EXERCISE REQUIREMENTS:
Repeat the records below exactly, leaving out any pictures.

** START RECORDS TO PROCESS **

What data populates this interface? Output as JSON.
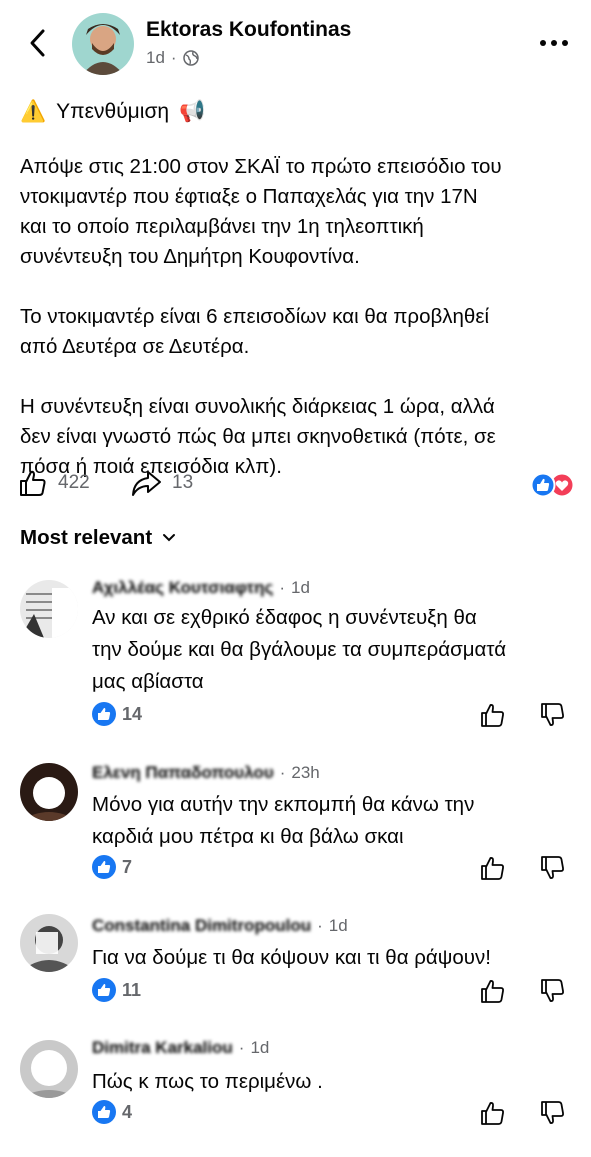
{
  "header": {
    "author": "Ektoras Koufontinas",
    "time": "1d",
    "privacy_icon": "globe-icon"
  },
  "post": {
    "title_emoji_left": "⚠️",
    "title": "Υπενθύμιση",
    "title_emoji_right": "📢",
    "paragraphs": [
      "Απόψε στις 21:00 στον ΣΚΑΪ το πρώτο επεισόδιο του\nντοκιμαντέρ που έφτιαξε ο Παπαχελάς για την 17Ν\nκαι το οποίο περιλαμβάνει την 1η τηλεοπτική\nσυνέντευξη του Δημήτρη Κουφοντίνα.",
      "Το ντοκιμαντέρ είναι 6 επεισοδίων και θα προβληθεί\nαπό Δευτέρα σε Δευτέρα.",
      "Η συνέντευξη είναι συνολικής διάρκειας 1 ώρα, αλλά\nδεν είναι γνωστό πώς θα μπει σκηνοθετικά (πότε, σε\nπόσα ή ποιά επεισόδια κλπ)."
    ],
    "likes": "422",
    "shares": "13",
    "colors": {
      "like_blue": "#1877f2",
      "love_red": "#f33e58"
    }
  },
  "sort_label": "Most relevant",
  "comments": [
    {
      "name": "Αχιλλέας Κουτσιαφτης",
      "time": "1d",
      "text": "Αν και σε εχθρικό έδαφος η συνέντευξη θα\nτην δούμε και θα βγάλουμε τα συμπεράσματά\nμας αβίαστα",
      "likes": "14"
    },
    {
      "name": "Ελενη Παπαδοπουλου",
      "time": "23h",
      "text": "Μόνο για αυτήν την εκπομπή θα κάνω την\nκαρδιά μου πέτρα κι θα βάλω σκαι",
      "likes": "7"
    },
    {
      "name": "Constantina Dimitropoulou",
      "time": "1d",
      "text": "Για να δούμε τι θα κόψουν και τι θα ράψουν!",
      "likes": "11"
    },
    {
      "name": "Dimitra Karkaliou",
      "time": "1d",
      "text": "Πώς κ πως το περιμένω .",
      "likes": "4"
    }
  ]
}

** END RECORDS TO PROCESS **

TASK OUTPUT:
What data populates this interface? Output as JSON.
{
  "header": {
    "author": "Ektoras Koufontinas",
    "time": "1d",
    "privacy_icon": "globe-icon"
  },
  "post": {
    "title_emoji_left": "⚠️",
    "title": "Υπενθύμιση",
    "title_emoji_right": "📢",
    "paragraphs": [
      "Απόψε στις 21:00 στον ΣΚΑΪ το πρώτο επεισόδιο του\nντοκιμαντέρ που έφτιαξε ο Παπαχελάς για την 17Ν\nκαι το οποίο περιλαμβάνει την 1η τηλεοπτική\nσυνέντευξη του Δημήτρη Κουφοντίνα.",
      "Το ντοκιμαντέρ είναι 6 επεισοδίων και θα προβληθεί\nαπό Δευτέρα σε Δευτέρα.",
      "Η συνέντευξη είναι συνολικής διάρκειας 1 ώρα, αλλά\nδεν είναι γνωστό πώς θα μπει σκηνοθετικά (πότε, σε\nπόσα ή ποιά επεισόδια κλπ)."
    ],
    "likes": "422",
    "shares": "13",
    "colors": {
      "like_blue": "#1877f2",
      "love_red": "#f33e58"
    }
  },
  "sort_label": "Most relevant",
  "comments": [
    {
      "name": "Αχιλλέας Κουτσιαφτης",
      "time": "1d",
      "text": "Αν και σε εχθρικό έδαφος η συνέντευξη θα\nτην δούμε και θα βγάλουμε τα συμπεράσματά\nμας αβίαστα",
      "likes": "14"
    },
    {
      "name": "Ελενη Παπαδοπουλου",
      "time": "23h",
      "text": "Μόνο για αυτήν την εκπομπή θα κάνω την\nκαρδιά μου πέτρα κι θα βάλω σκαι",
      "likes": "7"
    },
    {
      "name": "Constantina Dimitropoulou",
      "time": "1d",
      "text": "Για να δούμε τι θα κόψουν και τι θα ράψουν!",
      "likes": "11"
    },
    {
      "name": "Dimitra Karkaliou",
      "time": "1d",
      "text": "Πώς κ πως το περιμένω .",
      "likes": "4"
    }
  ]
}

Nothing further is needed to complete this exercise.